▶ **THE REQUEST**: Would you pull out every line of the material that contains the string "JSON"?

▶ **SUPPLIED RECORDS**:
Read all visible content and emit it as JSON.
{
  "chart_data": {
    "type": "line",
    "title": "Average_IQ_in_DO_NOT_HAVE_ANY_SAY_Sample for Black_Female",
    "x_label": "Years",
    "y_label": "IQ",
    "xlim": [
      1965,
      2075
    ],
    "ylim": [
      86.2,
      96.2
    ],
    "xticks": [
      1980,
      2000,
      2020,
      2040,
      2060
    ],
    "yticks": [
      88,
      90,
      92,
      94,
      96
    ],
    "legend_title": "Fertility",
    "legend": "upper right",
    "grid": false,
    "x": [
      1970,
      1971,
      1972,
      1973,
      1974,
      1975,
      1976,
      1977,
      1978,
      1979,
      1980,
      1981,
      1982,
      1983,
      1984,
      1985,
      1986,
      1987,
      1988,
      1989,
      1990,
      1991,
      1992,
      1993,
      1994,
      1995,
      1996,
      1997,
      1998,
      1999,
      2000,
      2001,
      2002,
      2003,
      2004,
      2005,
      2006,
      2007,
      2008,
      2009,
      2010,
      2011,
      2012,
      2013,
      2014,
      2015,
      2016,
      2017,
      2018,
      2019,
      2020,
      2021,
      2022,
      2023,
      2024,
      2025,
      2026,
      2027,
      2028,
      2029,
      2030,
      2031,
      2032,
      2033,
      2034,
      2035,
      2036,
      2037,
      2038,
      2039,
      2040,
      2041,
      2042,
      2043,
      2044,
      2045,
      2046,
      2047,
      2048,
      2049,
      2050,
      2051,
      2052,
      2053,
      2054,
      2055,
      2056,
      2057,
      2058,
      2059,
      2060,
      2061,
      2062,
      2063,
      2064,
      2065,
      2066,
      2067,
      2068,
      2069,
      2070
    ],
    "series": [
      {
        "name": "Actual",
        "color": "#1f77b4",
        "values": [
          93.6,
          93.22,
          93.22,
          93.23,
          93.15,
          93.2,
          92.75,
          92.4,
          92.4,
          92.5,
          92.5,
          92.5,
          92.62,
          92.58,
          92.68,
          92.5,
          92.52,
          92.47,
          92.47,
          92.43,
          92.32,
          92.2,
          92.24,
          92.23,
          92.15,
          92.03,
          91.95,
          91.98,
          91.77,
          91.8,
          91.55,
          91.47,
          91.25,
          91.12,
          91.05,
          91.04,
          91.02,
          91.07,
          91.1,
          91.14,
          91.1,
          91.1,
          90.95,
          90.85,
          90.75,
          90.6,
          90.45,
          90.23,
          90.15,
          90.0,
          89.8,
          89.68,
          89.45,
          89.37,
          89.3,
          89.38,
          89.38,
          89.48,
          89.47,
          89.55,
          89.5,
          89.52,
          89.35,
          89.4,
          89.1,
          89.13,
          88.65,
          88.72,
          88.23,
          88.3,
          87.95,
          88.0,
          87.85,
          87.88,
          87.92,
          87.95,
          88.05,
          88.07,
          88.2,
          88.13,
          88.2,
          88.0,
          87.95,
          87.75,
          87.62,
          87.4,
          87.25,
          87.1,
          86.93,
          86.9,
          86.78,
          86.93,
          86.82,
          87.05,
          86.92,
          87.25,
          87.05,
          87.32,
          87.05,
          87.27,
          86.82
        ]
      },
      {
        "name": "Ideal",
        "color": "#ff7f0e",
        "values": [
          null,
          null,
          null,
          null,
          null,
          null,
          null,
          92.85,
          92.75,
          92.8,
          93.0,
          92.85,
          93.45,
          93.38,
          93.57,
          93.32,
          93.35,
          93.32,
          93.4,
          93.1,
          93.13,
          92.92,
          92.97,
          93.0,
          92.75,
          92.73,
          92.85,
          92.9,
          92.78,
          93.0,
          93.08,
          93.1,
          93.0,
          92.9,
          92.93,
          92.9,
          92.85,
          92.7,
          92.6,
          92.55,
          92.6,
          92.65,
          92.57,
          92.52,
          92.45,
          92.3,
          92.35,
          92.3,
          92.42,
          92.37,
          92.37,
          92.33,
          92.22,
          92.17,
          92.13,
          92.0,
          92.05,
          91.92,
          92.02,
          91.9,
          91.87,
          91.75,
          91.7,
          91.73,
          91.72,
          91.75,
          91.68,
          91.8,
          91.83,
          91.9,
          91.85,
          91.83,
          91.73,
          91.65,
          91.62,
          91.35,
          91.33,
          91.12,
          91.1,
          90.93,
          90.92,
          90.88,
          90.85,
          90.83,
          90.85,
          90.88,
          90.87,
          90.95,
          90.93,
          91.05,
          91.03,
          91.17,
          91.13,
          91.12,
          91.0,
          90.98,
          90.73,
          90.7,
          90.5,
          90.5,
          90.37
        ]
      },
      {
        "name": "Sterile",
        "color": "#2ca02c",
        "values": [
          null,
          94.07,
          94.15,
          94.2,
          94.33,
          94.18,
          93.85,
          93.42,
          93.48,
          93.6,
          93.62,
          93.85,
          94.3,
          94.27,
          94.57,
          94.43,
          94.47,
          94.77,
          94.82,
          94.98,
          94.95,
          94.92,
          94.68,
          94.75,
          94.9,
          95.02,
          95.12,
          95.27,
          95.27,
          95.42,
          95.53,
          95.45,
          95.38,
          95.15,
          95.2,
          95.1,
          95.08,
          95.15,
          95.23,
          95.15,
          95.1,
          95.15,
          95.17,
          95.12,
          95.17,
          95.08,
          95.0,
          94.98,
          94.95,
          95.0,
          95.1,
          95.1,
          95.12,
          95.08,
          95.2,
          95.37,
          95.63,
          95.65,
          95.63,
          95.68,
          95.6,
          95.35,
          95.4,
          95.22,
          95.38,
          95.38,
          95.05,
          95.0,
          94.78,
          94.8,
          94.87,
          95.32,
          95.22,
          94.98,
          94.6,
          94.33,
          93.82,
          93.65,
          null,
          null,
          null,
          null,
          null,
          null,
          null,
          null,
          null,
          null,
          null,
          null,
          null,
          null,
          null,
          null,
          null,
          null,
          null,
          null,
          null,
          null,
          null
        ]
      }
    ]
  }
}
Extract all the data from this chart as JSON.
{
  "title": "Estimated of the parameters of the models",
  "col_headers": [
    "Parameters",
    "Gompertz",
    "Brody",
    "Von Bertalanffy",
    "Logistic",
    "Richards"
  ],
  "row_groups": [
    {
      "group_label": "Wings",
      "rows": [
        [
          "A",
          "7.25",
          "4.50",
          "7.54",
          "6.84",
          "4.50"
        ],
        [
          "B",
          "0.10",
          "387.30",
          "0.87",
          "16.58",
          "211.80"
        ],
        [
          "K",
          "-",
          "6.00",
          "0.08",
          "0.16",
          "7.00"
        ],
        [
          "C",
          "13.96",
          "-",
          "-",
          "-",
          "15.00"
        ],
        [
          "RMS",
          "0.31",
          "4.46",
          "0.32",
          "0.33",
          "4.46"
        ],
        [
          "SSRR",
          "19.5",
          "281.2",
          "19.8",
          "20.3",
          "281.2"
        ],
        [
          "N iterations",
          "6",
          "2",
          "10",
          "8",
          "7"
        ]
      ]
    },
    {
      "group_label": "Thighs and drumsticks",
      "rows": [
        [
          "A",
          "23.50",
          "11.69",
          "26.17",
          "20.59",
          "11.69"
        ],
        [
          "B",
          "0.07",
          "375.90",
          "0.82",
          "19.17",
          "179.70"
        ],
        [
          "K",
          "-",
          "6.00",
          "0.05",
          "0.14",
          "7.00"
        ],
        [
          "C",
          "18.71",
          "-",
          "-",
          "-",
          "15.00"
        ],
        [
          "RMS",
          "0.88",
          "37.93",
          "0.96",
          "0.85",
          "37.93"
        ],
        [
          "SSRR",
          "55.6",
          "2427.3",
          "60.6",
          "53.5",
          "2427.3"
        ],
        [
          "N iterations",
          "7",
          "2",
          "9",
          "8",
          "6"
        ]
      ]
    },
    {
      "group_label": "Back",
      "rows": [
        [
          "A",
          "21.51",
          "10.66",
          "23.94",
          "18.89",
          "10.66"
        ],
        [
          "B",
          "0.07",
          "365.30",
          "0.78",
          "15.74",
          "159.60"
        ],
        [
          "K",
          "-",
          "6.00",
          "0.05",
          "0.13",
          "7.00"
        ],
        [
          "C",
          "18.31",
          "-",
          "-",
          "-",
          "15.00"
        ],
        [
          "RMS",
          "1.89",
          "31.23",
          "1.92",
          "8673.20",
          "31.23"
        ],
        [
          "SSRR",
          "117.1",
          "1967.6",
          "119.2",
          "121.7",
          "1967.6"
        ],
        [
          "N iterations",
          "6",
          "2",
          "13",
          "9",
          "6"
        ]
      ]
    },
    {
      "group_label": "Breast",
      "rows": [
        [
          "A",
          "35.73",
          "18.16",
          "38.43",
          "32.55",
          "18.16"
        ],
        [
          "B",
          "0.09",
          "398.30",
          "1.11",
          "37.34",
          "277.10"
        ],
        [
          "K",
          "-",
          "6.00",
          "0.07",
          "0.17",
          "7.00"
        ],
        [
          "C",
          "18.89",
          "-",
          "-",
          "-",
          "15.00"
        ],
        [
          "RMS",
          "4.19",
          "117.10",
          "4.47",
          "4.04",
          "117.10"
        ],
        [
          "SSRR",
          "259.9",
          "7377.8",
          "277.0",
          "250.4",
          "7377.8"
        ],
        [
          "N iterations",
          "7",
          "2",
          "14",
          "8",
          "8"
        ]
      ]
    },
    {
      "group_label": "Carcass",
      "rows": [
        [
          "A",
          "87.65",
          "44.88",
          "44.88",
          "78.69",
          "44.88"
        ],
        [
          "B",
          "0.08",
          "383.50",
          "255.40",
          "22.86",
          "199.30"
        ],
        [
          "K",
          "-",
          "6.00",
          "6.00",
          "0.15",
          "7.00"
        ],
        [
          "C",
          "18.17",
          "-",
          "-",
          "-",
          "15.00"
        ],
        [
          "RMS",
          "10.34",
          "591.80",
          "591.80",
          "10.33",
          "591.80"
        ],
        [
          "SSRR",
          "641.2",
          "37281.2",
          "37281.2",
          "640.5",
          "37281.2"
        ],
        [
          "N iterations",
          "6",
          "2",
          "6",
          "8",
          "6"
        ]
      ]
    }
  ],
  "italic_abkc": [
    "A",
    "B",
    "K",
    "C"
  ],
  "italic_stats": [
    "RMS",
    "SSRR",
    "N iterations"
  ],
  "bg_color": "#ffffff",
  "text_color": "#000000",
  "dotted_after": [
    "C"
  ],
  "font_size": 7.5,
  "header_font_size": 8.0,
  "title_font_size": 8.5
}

▶ **CORRECT RESPONSE**:
Read all visible content and emit it as JSON.
Extract all the data from this chart as JSON.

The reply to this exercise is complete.